**Directions for this task:** Reproduce every entry exactly as shown.
=-=-=-=-=
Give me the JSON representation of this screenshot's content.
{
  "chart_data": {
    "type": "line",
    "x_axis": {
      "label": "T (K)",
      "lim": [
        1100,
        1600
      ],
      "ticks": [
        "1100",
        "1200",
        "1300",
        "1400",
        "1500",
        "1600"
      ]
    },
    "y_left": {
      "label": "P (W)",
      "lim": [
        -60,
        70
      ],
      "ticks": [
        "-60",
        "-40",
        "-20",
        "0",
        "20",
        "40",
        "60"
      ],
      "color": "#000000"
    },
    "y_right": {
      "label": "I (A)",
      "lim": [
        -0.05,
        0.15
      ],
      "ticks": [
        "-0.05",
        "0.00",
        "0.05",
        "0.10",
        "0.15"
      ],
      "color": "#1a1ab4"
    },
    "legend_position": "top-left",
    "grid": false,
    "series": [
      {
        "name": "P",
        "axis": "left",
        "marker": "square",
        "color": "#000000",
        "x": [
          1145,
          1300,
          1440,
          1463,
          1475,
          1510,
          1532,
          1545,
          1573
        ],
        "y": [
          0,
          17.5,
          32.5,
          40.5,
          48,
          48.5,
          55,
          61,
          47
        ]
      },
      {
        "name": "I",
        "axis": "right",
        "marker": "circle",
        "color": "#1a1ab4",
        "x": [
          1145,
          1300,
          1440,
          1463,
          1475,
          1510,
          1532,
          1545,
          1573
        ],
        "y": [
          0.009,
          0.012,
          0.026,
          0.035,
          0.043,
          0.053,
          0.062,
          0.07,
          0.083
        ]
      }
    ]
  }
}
=-=-=-=-=
**Worked solution:**
Give me the JSON representation of this screenshot's content.
{
  "chart_data": {
    "type": "line",
    "x_axis": {
      "label": "T (K)",
      "lim": [
        1100,
        1600
      ],
      "ticks": [
        "1100",
        "1200",
        "1300",
        "1400",
        "1500",
        "1600"
      ]
    },
    "y_left": {
      "label": "P (W)",
      "lim": [
        -60,
        70
      ],
      "ticks": [
        "-60",
        "-40",
        "-20",
        "0",
        "20",
        "40",
        "60"
      ],
      "color": "#000000"
    },
    "y_right": {
      "label": "I (A)",
      "lim": [
        -0.05,
        0.15
      ],
      "ticks": [
        "-0.05",
        "0.00",
        "0.05",
        "0.10",
        "0.15"
      ],
      "color": "#1a1ab4"
    },
    "legend_position": "top-left",
    "grid": false,
    "series": [
      {
        "name": "P",
        "axis": "left",
        "marker": "square",
        "color": "#000000",
        "x": [
          1145,
          1300,
          1440,
          1463,
          1475,
          1510,
          1532,
          1545,
          1573
        ],
        "y": [
          0,
          17.5,
          32.5,
          40.5,
          48,
          48.5,
          55,
          61,
          47
        ]
      },
      {
        "name": "I",
        "axis": "right",
        "marker": "circle",
        "color": "#1a1ab4",
        "x": [
          1145,
          1300,
          1440,
          1463,
          1475,
          1510,
          1532,
          1545,
          1573
        ],
        "y": [
          0.009,
          0.012,
          0.026,
          0.035,
          0.043,
          0.053,
          0.062,
          0.07,
          0.083
        ]
      }
    ]
  }
}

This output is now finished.